* _SET TASK_
From the entries provided below, copy each line that contains the word "维修工作内容".

[Data entries]
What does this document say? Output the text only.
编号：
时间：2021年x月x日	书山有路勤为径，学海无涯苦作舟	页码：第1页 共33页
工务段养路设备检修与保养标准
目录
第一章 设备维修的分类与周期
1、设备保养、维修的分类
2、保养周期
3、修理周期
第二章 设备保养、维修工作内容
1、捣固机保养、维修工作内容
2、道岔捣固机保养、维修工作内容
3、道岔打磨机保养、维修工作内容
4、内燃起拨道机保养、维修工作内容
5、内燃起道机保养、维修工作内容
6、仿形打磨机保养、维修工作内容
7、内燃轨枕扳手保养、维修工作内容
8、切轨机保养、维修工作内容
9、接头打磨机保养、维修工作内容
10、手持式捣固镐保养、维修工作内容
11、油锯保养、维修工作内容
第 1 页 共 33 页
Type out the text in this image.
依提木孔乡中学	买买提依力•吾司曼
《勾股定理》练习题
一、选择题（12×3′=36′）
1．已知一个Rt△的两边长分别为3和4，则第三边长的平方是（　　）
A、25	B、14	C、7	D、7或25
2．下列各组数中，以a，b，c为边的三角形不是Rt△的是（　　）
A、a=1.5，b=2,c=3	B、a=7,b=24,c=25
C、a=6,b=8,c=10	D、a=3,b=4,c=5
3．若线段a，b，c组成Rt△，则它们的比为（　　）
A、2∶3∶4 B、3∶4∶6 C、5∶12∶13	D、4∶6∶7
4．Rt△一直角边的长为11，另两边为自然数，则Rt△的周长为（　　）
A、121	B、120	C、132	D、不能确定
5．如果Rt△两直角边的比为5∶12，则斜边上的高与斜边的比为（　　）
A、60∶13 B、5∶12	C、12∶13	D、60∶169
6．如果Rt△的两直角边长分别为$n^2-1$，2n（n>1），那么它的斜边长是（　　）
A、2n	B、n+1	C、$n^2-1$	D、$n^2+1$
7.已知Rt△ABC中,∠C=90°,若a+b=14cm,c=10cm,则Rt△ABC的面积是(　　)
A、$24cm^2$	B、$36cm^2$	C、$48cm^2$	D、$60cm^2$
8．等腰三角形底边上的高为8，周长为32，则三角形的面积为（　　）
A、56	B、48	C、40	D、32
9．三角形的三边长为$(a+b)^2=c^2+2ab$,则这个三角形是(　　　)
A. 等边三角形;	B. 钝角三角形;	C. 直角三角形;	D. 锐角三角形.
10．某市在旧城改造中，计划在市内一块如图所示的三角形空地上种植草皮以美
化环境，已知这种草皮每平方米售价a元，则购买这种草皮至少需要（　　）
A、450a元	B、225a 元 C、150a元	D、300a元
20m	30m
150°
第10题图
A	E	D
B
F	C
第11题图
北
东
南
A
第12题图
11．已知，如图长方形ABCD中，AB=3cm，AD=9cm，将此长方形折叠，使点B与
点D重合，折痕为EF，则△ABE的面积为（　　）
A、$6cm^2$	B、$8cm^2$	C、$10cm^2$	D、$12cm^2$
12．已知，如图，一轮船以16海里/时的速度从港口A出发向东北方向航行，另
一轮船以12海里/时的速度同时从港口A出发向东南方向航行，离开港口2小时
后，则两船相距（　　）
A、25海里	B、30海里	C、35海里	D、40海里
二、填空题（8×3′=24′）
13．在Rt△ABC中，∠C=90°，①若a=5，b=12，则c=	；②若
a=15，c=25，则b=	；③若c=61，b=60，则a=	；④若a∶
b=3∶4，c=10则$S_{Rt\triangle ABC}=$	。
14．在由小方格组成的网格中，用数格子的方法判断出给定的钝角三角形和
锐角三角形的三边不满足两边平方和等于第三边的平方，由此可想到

* _EXPECTED ANSWER_
第二章 设备保养、维修工作内容
1、捣固机保养、维修工作内容
2、道岔捣固机保养、维修工作内容
3、道岔打磨机保养、维修工作内容
4、内燃起拨道机保养、维修工作内容
5、内燃起道机保养、维修工作内容
6、仿形打磨机保养、维修工作内容
7、内燃轨枕扳手保养、维修工作内容
8、切轨机保养、维修工作内容
9、接头打磨机保养、维修工作内容
10、手持式捣固镐保养、维修工作内容
11、油锯保养、维修工作内容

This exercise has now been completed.